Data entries
━━━━━━
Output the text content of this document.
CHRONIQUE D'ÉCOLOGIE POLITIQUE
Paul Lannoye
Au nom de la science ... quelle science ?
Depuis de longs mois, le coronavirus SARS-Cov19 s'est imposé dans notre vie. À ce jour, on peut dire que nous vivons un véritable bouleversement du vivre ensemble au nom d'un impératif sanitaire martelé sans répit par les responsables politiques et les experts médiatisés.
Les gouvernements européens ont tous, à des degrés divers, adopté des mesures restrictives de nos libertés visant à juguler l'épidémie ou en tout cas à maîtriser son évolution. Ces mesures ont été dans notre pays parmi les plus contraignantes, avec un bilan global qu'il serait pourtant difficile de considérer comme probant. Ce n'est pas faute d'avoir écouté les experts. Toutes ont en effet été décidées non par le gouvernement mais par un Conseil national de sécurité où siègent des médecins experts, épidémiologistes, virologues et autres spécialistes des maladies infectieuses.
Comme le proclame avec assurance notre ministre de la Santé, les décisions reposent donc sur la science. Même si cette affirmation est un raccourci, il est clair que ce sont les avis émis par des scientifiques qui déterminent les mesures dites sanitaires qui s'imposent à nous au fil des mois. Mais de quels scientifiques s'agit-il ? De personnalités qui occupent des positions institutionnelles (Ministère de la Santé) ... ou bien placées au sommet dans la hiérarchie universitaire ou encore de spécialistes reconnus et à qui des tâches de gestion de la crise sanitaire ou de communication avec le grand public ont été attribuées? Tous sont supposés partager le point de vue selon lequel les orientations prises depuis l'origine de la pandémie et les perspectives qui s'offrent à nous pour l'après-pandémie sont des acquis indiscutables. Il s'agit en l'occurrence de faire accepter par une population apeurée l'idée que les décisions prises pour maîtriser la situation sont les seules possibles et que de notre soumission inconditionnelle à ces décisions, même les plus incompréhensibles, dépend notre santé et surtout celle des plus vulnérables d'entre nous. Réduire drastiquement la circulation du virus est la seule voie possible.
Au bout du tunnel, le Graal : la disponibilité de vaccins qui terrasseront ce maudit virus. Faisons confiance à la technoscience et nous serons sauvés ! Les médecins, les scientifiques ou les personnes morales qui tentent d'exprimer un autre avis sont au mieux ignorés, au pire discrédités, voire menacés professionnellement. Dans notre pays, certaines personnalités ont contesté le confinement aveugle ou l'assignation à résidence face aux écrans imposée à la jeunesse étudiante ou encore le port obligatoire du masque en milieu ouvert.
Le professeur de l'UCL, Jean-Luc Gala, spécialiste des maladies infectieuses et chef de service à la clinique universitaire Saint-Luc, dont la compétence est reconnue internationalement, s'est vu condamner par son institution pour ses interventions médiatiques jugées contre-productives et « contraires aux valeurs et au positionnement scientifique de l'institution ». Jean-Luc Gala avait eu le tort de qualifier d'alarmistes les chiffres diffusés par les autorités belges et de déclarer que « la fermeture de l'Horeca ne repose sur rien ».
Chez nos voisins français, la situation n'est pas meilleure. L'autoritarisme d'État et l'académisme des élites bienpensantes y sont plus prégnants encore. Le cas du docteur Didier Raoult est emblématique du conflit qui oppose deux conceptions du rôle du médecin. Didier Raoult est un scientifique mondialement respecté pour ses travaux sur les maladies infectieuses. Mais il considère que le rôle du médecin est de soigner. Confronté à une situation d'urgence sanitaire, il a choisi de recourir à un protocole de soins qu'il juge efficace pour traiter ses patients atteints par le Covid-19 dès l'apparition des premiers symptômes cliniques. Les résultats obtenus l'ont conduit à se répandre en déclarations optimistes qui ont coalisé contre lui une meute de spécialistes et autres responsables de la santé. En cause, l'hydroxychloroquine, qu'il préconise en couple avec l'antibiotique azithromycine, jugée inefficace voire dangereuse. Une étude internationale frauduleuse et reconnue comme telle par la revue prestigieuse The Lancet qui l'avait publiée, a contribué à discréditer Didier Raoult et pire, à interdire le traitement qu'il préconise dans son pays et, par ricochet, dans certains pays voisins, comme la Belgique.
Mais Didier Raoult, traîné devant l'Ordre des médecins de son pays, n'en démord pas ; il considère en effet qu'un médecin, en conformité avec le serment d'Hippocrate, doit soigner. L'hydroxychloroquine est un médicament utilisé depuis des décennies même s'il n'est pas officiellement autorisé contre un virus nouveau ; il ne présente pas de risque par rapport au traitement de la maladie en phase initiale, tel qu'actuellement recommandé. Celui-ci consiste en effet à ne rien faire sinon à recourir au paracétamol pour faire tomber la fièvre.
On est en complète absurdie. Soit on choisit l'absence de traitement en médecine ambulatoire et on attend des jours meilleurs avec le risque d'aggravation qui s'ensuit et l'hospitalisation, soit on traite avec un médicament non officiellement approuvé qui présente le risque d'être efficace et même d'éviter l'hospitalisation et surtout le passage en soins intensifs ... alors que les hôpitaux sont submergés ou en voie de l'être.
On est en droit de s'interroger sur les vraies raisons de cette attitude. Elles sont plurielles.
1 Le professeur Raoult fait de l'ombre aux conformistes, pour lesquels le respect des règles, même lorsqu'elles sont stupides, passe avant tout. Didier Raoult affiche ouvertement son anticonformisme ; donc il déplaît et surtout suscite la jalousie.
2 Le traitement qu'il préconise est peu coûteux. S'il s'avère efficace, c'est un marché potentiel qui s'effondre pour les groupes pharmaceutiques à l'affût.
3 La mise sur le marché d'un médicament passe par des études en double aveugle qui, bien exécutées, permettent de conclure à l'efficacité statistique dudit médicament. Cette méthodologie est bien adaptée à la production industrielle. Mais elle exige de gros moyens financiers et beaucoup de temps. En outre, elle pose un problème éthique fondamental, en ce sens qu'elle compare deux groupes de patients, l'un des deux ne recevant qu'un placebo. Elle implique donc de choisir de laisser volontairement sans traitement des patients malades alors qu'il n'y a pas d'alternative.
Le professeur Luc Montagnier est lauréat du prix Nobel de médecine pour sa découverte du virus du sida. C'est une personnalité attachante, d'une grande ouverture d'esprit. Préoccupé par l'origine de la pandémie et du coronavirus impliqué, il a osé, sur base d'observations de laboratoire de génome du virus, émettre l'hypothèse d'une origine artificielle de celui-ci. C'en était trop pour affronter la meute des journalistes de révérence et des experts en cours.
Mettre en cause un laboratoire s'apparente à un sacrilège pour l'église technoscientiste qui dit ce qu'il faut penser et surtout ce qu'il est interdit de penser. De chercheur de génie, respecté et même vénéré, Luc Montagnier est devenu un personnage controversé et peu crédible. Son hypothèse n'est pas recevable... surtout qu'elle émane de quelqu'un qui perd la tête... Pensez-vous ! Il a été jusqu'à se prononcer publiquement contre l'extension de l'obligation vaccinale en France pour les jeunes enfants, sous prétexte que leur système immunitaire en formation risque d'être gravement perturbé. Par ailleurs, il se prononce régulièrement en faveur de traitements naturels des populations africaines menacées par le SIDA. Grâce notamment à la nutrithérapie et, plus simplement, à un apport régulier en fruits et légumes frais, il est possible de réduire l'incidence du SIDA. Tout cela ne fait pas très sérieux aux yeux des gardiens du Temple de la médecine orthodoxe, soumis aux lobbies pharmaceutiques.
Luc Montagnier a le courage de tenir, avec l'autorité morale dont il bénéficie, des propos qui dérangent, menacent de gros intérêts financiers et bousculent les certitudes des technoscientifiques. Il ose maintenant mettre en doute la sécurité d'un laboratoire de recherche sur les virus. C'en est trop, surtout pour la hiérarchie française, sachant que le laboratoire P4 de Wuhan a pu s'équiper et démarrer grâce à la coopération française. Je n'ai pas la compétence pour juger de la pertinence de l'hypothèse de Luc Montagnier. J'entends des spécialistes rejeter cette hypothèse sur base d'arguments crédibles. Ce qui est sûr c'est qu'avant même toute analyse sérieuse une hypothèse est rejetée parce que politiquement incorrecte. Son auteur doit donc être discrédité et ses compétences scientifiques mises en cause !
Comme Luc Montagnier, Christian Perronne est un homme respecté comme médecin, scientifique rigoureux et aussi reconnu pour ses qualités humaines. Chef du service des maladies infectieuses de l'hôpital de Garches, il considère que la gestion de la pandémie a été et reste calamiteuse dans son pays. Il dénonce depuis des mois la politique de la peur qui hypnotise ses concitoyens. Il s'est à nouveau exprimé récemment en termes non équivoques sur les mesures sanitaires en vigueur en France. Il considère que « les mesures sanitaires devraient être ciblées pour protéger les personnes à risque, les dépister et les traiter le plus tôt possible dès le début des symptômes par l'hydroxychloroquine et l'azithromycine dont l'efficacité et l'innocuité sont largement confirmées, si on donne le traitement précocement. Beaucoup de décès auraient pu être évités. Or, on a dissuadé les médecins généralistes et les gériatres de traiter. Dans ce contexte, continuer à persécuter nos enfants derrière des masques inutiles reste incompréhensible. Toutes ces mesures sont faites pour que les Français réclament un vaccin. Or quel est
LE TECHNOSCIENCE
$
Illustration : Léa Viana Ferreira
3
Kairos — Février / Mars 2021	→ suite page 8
━━━━━━
Go through the entries above and report each line with the string "sans" in it.

→ Task output
Depuis de longs mois, le coronavirus SARS-Cov19 s'est imposé dans notre vie. À ce jour, on peut dire que nous vivons un véritable bouleversement du vivre ensemble au nom d'un impératif sanitaire martelé sans répit par les responsables politiques et les experts médiatisés.
3 La mise sur le marché d'un médicament passe par des études en double aveugle qui, bien exécutées, permettent de conclure à l'efficacité statistique dudit médicament. Cette méthodologie est bien adaptée à la production industrielle. Mais elle exige de gros moyens financiers et beaucoup de temps. En outre, elle pose un problème éthique fondamental, en ce sens qu'elle compare deux groupes de patients, l'un des deux ne recevant qu'un placebo. Elle implique donc de choisir de laisser volontairement sans traitement des patients malades alors qu'il n'y a pas d'alternative.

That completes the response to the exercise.